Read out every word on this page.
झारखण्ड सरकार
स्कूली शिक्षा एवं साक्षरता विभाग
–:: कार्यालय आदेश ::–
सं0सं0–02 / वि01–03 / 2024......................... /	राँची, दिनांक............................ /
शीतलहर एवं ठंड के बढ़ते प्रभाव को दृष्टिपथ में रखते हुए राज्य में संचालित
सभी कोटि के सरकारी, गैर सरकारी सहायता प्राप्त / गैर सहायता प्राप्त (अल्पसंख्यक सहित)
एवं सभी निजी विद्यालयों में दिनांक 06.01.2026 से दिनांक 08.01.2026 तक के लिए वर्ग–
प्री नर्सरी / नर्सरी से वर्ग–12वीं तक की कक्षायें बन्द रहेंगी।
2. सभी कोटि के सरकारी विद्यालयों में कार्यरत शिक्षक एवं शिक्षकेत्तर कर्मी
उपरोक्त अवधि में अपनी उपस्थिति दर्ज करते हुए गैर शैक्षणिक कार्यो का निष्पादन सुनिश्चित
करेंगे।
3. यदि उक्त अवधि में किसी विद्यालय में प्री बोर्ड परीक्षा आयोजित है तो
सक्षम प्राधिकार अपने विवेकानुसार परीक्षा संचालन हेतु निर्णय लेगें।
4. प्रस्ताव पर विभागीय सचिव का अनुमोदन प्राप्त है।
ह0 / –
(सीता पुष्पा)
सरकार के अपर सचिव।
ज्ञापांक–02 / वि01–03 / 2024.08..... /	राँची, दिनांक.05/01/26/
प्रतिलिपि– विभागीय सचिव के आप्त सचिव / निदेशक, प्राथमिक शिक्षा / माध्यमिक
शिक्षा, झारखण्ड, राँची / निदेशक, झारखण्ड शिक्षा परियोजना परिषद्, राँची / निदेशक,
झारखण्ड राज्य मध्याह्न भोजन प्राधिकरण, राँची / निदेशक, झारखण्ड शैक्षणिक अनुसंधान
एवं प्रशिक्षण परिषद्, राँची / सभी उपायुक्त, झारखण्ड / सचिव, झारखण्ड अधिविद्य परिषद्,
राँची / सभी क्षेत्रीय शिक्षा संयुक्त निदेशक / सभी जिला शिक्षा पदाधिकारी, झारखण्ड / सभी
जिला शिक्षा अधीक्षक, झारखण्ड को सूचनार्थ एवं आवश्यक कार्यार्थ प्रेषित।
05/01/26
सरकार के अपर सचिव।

*-*-*

DIRECTIONS>
Transcribe every entry verbatim.

EXERCISE RESULT>
Read out every word on this page.
झारखण्ड सरकार
स्कूली शिक्षा एवं साक्षरता विभाग
–:: कार्यालय आदेश ::–
सं0सं0–02 / वि01–03 / 2024......................... /	राँची, दिनांक............................ /
शीतलहर एवं ठंड के बढ़ते प्रभाव को दृष्टिपथ में रखते हुए राज्य में संचालित
सभी कोटि के सरकारी, गैर सरकारी सहायता प्राप्त / गैर सहायता प्राप्त (अल्पसंख्यक सहित)
एवं सभी निजी विद्यालयों में दिनांक 06.01.2026 से दिनांक 08.01.2026 तक के लिए वर्ग–
प्री नर्सरी / नर्सरी से वर्ग–12वीं तक की कक्षायें बन्द रहेंगी।
2. सभी कोटि के सरकारी विद्यालयों में कार्यरत शिक्षक एवं शिक्षकेत्तर कर्मी
उपरोक्त अवधि में अपनी उपस्थिति दर्ज करते हुए गैर शैक्षणिक कार्यो का निष्पादन सुनिश्चित
करेंगे।
3. यदि उक्त अवधि में किसी विद्यालय में प्री बोर्ड परीक्षा आयोजित है तो
सक्षम प्राधिकार अपने विवेकानुसार परीक्षा संचालन हेतु निर्णय लेगें।
4. प्रस्ताव पर विभागीय सचिव का अनुमोदन प्राप्त है।
ह0 / –
(सीता पुष्पा)
सरकार के अपर सचिव।
ज्ञापांक–02 / वि01–03 / 2024.08..... /	राँची, दिनांक.05/01/26/
प्रतिलिपि– विभागीय सचिव के आप्त सचिव / निदेशक, प्राथमिक शिक्षा / माध्यमिक
शिक्षा, झारखण्ड, राँची / निदेशक, झारखण्ड शिक्षा परियोजना परिषद्, राँची / निदेशक,
झारखण्ड राज्य मध्याह्न भोजन प्राधिकरण, राँची / निदेशक, झारखण्ड शैक्षणिक अनुसंधान
एवं प्रशिक्षण परिषद्, राँची / सभी उपायुक्त, झारखण्ड / सचिव, झारखण्ड अधिविद्य परिषद्,
राँची / सभी क्षेत्रीय शिक्षा संयुक्त निदेशक / सभी जिला शिक्षा पदाधिकारी, झारखण्ड / सभी
जिला शिक्षा अधीक्षक, झारखण्ड को सूचनार्थ एवं आवश्यक कार्यार्थ प्रेषित।
05/01/26
सरकार के अपर सचिव।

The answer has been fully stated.